# [Records shown]
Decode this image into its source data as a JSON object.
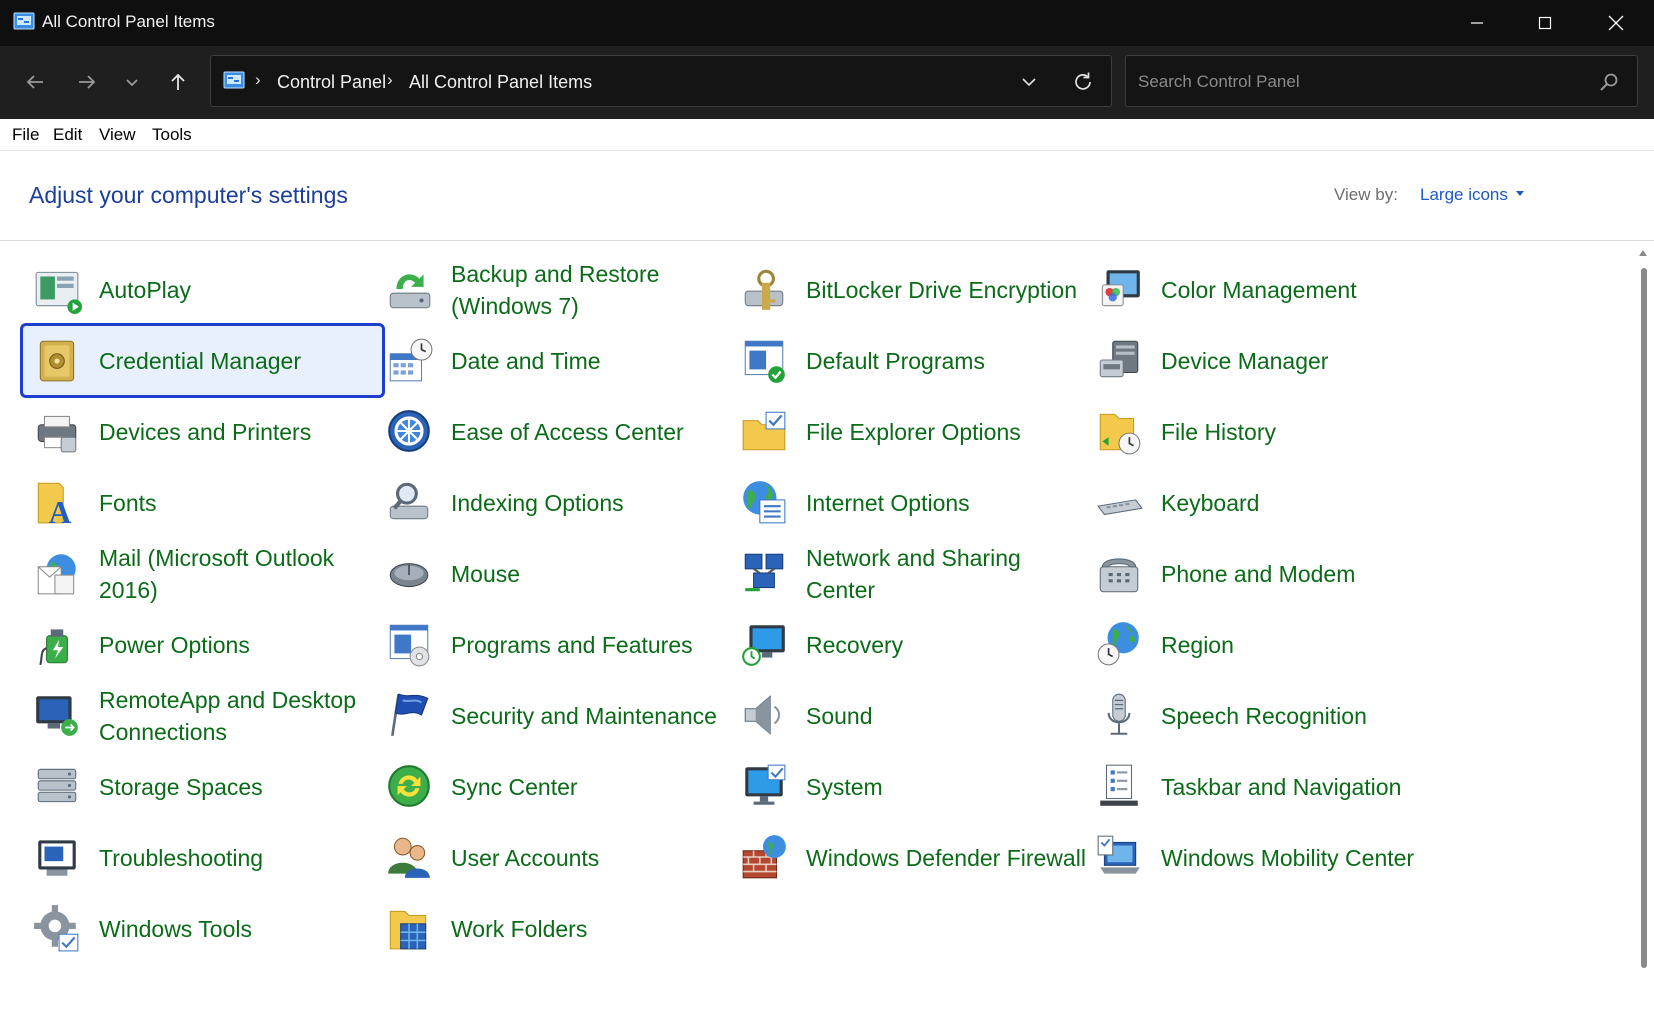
{
  "window": {
    "title": "All Control Panel Items",
    "controls": [
      "minimize",
      "maximize",
      "close"
    ]
  },
  "nav": {
    "breadcrumb": [
      "Control Panel",
      "All Control Panel Items"
    ],
    "separator": "›",
    "search_placeholder": "Search Control Panel"
  },
  "menu": {
    "items": [
      "File",
      "Edit",
      "View",
      "Tools"
    ]
  },
  "header": {
    "title": "Adjust your computer's settings",
    "view_by_label": "View by:",
    "view_by_value": "Large icons"
  },
  "colors": {
    "item_text": "#0b6b18",
    "title_text": "#1a3e9a",
    "link": "#1d58c7",
    "selection_border": "#1d3fcf",
    "selection_fill": "#e7f0fc"
  },
  "items": [
    {
      "label": "AutoPlay",
      "icon": "autoplay-icon"
    },
    {
      "label": "Backup and Restore (Windows 7)",
      "icon": "backup-restore-icon"
    },
    {
      "label": "BitLocker Drive Encryption",
      "icon": "bitlocker-icon"
    },
    {
      "label": "Color Management",
      "icon": "color-management-icon"
    },
    {
      "label": "Credential Manager",
      "icon": "credential-manager-icon",
      "selected": true
    },
    {
      "label": "Date and Time",
      "icon": "date-time-icon"
    },
    {
      "label": "Default Programs",
      "icon": "default-programs-icon"
    },
    {
      "label": "Device Manager",
      "icon": "device-manager-icon"
    },
    {
      "label": "Devices and Printers",
      "icon": "devices-printers-icon"
    },
    {
      "label": "Ease of Access Center",
      "icon": "ease-of-access-icon"
    },
    {
      "label": "File Explorer Options",
      "icon": "file-explorer-options-icon"
    },
    {
      "label": "File History",
      "icon": "file-history-icon"
    },
    {
      "label": "Fonts",
      "icon": "fonts-icon"
    },
    {
      "label": "Indexing Options",
      "icon": "indexing-options-icon"
    },
    {
      "label": "Internet Options",
      "icon": "internet-options-icon"
    },
    {
      "label": "Keyboard",
      "icon": "keyboard-icon"
    },
    {
      "label": "Mail (Microsoft Outlook 2016)",
      "icon": "mail-icon"
    },
    {
      "label": "Mouse",
      "icon": "mouse-icon"
    },
    {
      "label": "Network and Sharing Center",
      "icon": "network-sharing-icon"
    },
    {
      "label": "Phone and Modem",
      "icon": "phone-modem-icon"
    },
    {
      "label": "Power Options",
      "icon": "power-options-icon"
    },
    {
      "label": "Programs and Features",
      "icon": "programs-features-icon"
    },
    {
      "label": "Recovery",
      "icon": "recovery-icon"
    },
    {
      "label": "Region",
      "icon": "region-icon"
    },
    {
      "label": "RemoteApp and Desktop Connections",
      "icon": "remoteapp-icon"
    },
    {
      "label": "Security and Maintenance",
      "icon": "security-maintenance-icon"
    },
    {
      "label": "Sound",
      "icon": "sound-icon"
    },
    {
      "label": "Speech Recognition",
      "icon": "speech-recognition-icon"
    },
    {
      "label": "Storage Spaces",
      "icon": "storage-spaces-icon"
    },
    {
      "label": "Sync Center",
      "icon": "sync-center-icon"
    },
    {
      "label": "System",
      "icon": "system-icon"
    },
    {
      "label": "Taskbar and Navigation",
      "icon": "taskbar-navigation-icon"
    },
    {
      "label": "Troubleshooting",
      "icon": "troubleshooting-icon"
    },
    {
      "label": "User Accounts",
      "icon": "user-accounts-icon"
    },
    {
      "label": "Windows Defender Firewall",
      "icon": "firewall-icon"
    },
    {
      "label": "Windows Mobility Center",
      "icon": "mobility-center-icon"
    },
    {
      "label": "Windows Tools",
      "icon": "windows-tools-icon"
    },
    {
      "label": "Work Folders",
      "icon": "work-folders-icon"
    }
  ]
}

# [Aim]
The records above are to be quoted exactly, with all pictures left out.

# [Solution below]
Decode this image into its source data as a JSON object.
{
  "window": {
    "title": "All Control Panel Items",
    "controls": [
      "minimize",
      "maximize",
      "close"
    ]
  },
  "nav": {
    "breadcrumb": [
      "Control Panel",
      "All Control Panel Items"
    ],
    "separator": "›",
    "search_placeholder": "Search Control Panel"
  },
  "menu": {
    "items": [
      "File",
      "Edit",
      "View",
      "Tools"
    ]
  },
  "header": {
    "title": "Adjust your computer's settings",
    "view_by_label": "View by:",
    "view_by_value": "Large icons"
  },
  "colors": {
    "item_text": "#0b6b18",
    "title_text": "#1a3e9a",
    "link": "#1d58c7",
    "selection_border": "#1d3fcf",
    "selection_fill": "#e7f0fc"
  },
  "items": [
    {
      "label": "AutoPlay",
      "icon": "autoplay-icon"
    },
    {
      "label": "Backup and Restore (Windows 7)",
      "icon": "backup-restore-icon"
    },
    {
      "label": "BitLocker Drive Encryption",
      "icon": "bitlocker-icon"
    },
    {
      "label": "Color Management",
      "icon": "color-management-icon"
    },
    {
      "label": "Credential Manager",
      "icon": "credential-manager-icon",
      "selected": true
    },
    {
      "label": "Date and Time",
      "icon": "date-time-icon"
    },
    {
      "label": "Default Programs",
      "icon": "default-programs-icon"
    },
    {
      "label": "Device Manager",
      "icon": "device-manager-icon"
    },
    {
      "label": "Devices and Printers",
      "icon": "devices-printers-icon"
    },
    {
      "label": "Ease of Access Center",
      "icon": "ease-of-access-icon"
    },
    {
      "label": "File Explorer Options",
      "icon": "file-explorer-options-icon"
    },
    {
      "label": "File History",
      "icon": "file-history-icon"
    },
    {
      "label": "Fonts",
      "icon": "fonts-icon"
    },
    {
      "label": "Indexing Options",
      "icon": "indexing-options-icon"
    },
    {
      "label": "Internet Options",
      "icon": "internet-options-icon"
    },
    {
      "label": "Keyboard",
      "icon": "keyboard-icon"
    },
    {
      "label": "Mail (Microsoft Outlook 2016)",
      "icon": "mail-icon"
    },
    {
      "label": "Mouse",
      "icon": "mouse-icon"
    },
    {
      "label": "Network and Sharing Center",
      "icon": "network-sharing-icon"
    },
    {
      "label": "Phone and Modem",
      "icon": "phone-modem-icon"
    },
    {
      "label": "Power Options",
      "icon": "power-options-icon"
    },
    {
      "label": "Programs and Features",
      "icon": "programs-features-icon"
    },
    {
      "label": "Recovery",
      "icon": "recovery-icon"
    },
    {
      "label": "Region",
      "icon": "region-icon"
    },
    {
      "label": "RemoteApp and Desktop Connections",
      "icon": "remoteapp-icon"
    },
    {
      "label": "Security and Maintenance",
      "icon": "security-maintenance-icon"
    },
    {
      "label": "Sound",
      "icon": "sound-icon"
    },
    {
      "label": "Speech Recognition",
      "icon": "speech-recognition-icon"
    },
    {
      "label": "Storage Spaces",
      "icon": "storage-spaces-icon"
    },
    {
      "label": "Sync Center",
      "icon": "sync-center-icon"
    },
    {
      "label": "System",
      "icon": "system-icon"
    },
    {
      "label": "Taskbar and Navigation",
      "icon": "taskbar-navigation-icon"
    },
    {
      "label": "Troubleshooting",
      "icon": "troubleshooting-icon"
    },
    {
      "label": "User Accounts",
      "icon": "user-accounts-icon"
    },
    {
      "label": "Windows Defender Firewall",
      "icon": "firewall-icon"
    },
    {
      "label": "Windows Mobility Center",
      "icon": "mobility-center-icon"
    },
    {
      "label": "Windows Tools",
      "icon": "windows-tools-icon"
    },
    {
      "label": "Work Folders",
      "icon": "work-folders-icon"
    }
  ]
}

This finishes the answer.